■ TASK TO CARRY OUT ■
Revise the records below by replacing "y-tick-label" with "y-axis-tick-label" and leaving all other text unchanged. Omit the pictures from your answer.

(Element placement data)
_ _ _
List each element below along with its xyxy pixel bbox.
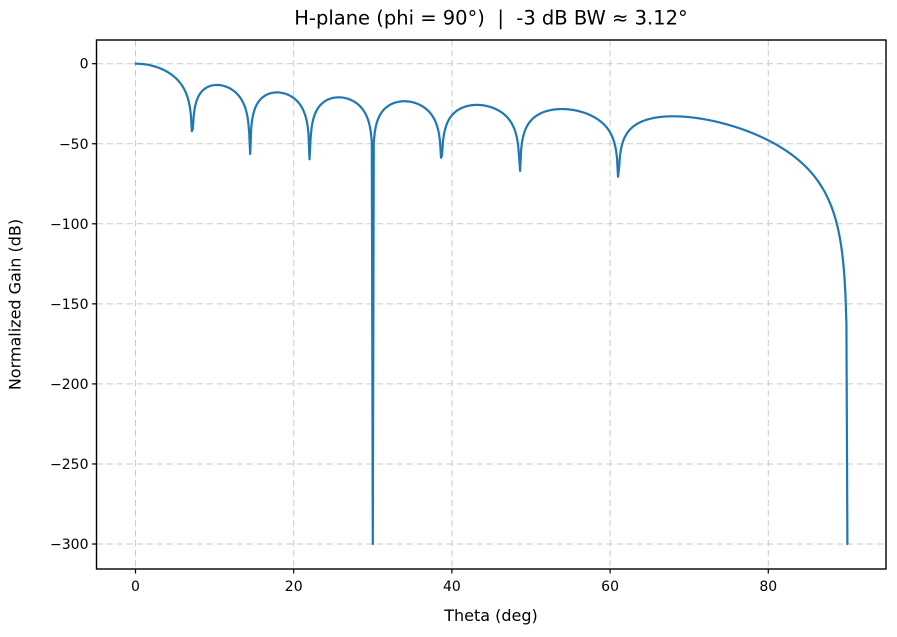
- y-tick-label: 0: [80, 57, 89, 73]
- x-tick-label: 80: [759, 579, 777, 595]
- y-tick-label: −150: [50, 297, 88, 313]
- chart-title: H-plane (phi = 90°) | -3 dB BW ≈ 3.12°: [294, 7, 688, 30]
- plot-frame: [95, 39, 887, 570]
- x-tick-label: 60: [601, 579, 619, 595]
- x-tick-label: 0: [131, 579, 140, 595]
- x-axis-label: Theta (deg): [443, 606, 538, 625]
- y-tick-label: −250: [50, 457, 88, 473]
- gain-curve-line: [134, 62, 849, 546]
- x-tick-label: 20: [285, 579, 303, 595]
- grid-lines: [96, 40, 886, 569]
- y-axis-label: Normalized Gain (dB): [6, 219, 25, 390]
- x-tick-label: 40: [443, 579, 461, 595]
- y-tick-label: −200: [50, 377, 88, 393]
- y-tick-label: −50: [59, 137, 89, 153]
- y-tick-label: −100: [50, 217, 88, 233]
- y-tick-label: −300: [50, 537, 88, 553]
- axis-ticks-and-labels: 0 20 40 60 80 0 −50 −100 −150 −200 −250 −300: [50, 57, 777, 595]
_ _ _
■ FINISHED ANSWER ■
List each element below along with its xyxy pixel bbox.
- y-axis-tick-label: 0: [80, 57, 89, 73]
- x-tick-label: 80: [759, 579, 777, 595]
- y-axis-tick-label: −150: [50, 297, 88, 313]
- chart-title: H-plane (phi = 90°) | -3 dB BW ≈ 3.12°: [294, 7, 688, 30]
- plot-frame: [95, 39, 887, 570]
- x-tick-label: 60: [601, 579, 619, 595]
- x-tick-label: 0: [131, 579, 140, 595]
- x-axis-label: Theta (deg): [443, 606, 538, 625]
- y-axis-tick-label: −250: [50, 457, 88, 473]
- gain-curve-line: [134, 62, 849, 546]
- x-tick-label: 20: [285, 579, 303, 595]
- grid-lines: [96, 40, 886, 569]
- y-axis-label: Normalized Gain (dB): [6, 219, 25, 390]
- x-tick-label: 40: [443, 579, 461, 595]
- y-axis-tick-label: −200: [50, 377, 88, 393]
- y-axis-tick-label: −50: [59, 137, 89, 153]
- y-axis-tick-label: −100: [50, 217, 88, 233]
- y-axis-tick-label: −300: [50, 537, 88, 553]
- axis-ticks-and-labels: 0 20 40 60 80 0 −50 −100 −150 −200 −250 −300: [50, 57, 777, 595]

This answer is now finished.